Directive:
Go through the records below line by line, counting those that contain the word "Coverage"; answer with the count only.

(Records from a dataset)
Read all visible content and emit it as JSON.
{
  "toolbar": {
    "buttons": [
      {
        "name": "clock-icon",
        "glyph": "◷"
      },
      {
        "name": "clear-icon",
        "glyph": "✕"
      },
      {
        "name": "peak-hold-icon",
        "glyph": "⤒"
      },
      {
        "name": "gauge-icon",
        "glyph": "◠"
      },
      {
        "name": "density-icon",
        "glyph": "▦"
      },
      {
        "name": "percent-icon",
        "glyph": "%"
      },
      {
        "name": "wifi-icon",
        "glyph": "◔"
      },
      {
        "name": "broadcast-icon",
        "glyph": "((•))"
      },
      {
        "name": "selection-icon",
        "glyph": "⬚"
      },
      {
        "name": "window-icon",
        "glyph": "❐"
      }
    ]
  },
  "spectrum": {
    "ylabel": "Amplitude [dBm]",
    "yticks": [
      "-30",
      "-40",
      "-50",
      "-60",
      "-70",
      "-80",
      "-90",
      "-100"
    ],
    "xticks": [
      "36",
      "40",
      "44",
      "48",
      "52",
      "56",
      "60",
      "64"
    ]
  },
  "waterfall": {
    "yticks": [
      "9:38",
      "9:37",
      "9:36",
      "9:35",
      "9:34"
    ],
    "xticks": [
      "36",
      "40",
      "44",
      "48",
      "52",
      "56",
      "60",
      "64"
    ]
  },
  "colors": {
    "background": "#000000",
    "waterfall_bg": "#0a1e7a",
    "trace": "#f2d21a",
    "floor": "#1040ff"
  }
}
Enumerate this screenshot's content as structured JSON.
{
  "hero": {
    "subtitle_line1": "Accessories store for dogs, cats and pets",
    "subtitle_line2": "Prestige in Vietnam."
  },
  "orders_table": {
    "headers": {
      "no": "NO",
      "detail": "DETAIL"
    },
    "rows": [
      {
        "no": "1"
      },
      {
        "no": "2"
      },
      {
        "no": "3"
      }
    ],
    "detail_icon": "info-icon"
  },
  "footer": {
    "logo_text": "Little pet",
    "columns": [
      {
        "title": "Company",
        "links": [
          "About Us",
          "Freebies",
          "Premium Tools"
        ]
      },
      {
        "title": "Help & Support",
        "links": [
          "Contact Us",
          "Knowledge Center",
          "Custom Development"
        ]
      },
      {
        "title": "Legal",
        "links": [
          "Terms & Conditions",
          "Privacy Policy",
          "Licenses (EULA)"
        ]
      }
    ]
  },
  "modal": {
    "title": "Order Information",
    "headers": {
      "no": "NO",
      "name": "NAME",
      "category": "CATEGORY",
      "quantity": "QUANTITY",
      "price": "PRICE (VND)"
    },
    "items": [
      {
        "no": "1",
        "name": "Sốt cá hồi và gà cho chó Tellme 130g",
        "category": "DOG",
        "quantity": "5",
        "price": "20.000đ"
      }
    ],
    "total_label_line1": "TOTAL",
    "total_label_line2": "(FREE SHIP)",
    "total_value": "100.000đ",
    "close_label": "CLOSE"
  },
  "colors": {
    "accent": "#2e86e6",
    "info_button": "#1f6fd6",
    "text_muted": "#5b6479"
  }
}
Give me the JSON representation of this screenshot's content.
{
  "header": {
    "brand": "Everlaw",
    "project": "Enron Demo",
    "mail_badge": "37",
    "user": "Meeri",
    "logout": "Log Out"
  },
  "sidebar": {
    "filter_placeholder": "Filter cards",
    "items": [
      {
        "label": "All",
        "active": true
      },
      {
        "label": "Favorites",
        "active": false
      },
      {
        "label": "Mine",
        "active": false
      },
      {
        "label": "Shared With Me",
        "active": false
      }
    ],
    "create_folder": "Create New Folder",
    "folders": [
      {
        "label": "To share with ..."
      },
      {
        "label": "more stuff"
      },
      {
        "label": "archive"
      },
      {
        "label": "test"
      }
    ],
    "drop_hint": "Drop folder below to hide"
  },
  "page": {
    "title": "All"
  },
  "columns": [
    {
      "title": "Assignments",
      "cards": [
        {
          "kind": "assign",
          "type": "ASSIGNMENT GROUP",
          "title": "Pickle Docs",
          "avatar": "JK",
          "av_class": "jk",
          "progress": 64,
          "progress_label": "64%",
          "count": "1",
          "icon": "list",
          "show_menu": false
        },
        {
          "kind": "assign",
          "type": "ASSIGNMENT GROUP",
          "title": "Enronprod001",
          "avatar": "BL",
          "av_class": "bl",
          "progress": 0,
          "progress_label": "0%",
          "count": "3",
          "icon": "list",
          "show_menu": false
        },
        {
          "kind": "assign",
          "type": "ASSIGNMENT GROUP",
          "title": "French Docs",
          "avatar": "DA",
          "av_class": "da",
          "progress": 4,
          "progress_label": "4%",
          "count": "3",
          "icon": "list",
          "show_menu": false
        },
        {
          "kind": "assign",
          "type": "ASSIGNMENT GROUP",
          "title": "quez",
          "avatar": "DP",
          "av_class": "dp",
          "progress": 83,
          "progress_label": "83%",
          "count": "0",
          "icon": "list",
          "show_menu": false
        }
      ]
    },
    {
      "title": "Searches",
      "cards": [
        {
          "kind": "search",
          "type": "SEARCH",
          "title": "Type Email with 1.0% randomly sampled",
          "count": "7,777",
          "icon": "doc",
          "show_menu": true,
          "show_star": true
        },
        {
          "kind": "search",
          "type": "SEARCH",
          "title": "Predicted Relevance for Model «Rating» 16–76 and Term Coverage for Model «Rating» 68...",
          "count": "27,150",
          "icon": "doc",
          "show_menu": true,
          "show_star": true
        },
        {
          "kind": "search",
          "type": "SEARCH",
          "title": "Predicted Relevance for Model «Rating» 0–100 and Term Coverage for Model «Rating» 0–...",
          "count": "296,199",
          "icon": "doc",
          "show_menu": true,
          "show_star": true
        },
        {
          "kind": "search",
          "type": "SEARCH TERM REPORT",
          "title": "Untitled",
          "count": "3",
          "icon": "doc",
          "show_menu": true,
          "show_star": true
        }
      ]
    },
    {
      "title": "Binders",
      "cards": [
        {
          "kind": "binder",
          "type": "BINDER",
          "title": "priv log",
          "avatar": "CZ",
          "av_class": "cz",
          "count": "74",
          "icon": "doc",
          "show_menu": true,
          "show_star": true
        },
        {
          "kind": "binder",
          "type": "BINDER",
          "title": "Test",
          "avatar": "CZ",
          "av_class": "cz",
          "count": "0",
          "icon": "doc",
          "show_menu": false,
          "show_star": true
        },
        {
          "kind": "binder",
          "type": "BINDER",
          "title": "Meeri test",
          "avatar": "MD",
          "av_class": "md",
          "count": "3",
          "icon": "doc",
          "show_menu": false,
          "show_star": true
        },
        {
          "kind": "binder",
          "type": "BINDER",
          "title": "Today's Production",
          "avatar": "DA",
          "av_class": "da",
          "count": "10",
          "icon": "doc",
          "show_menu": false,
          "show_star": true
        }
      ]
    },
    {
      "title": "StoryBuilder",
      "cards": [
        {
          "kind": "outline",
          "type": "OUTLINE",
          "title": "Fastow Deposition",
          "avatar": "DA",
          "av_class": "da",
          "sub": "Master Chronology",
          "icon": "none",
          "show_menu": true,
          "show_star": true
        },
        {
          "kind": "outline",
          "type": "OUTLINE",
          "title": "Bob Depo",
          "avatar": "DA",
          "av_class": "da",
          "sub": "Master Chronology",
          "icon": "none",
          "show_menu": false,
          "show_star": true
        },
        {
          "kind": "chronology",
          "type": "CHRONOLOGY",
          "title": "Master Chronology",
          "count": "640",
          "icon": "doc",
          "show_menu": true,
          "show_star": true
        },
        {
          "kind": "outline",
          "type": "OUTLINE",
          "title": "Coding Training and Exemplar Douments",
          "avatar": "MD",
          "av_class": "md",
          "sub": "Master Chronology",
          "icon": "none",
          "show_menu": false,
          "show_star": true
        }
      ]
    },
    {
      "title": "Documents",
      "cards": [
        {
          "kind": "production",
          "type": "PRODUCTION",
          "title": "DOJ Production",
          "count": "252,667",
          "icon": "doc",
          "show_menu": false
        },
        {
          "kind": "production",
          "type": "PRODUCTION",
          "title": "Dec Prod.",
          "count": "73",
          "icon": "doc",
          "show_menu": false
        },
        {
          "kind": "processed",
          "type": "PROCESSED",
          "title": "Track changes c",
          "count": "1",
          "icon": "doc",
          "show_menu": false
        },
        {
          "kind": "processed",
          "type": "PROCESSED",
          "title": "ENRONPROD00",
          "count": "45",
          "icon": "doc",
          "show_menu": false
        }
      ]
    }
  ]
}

Written response:
2